■ **Records**:
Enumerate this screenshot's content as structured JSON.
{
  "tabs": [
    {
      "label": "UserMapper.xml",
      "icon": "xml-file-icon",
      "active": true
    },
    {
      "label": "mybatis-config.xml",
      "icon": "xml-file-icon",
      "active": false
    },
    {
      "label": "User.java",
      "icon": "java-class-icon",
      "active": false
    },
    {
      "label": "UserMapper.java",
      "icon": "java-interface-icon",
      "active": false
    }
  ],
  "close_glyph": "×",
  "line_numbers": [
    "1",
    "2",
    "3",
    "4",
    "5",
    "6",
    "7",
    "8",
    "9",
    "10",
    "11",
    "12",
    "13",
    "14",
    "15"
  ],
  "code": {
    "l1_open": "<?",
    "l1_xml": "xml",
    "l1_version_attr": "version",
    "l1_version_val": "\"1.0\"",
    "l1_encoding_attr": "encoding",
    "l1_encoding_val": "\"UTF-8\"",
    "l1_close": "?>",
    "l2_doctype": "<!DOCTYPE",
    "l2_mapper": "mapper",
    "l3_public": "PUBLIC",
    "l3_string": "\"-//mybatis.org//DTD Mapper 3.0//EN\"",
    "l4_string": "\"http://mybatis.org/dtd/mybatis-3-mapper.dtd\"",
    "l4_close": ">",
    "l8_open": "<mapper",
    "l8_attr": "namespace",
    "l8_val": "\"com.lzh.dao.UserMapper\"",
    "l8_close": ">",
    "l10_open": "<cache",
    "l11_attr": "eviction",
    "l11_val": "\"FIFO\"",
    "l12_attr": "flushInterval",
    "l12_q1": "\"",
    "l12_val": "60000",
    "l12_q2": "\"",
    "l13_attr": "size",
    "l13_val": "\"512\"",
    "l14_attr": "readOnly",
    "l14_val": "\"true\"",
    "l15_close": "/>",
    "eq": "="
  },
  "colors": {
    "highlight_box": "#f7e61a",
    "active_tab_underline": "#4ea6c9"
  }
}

■ **Exercise prompt**:
Select every line of the material above holding the word "mybatis" and copy it.

■ **Output**:
      "label": "mybatis-config.xml",
    "l3_string": "\"-//mybatis.org//DTD Mapper 3.0//EN\"",
    "l4_string": "\"http://mybatis.org/dtd/mybatis-3-mapper.dtd\"",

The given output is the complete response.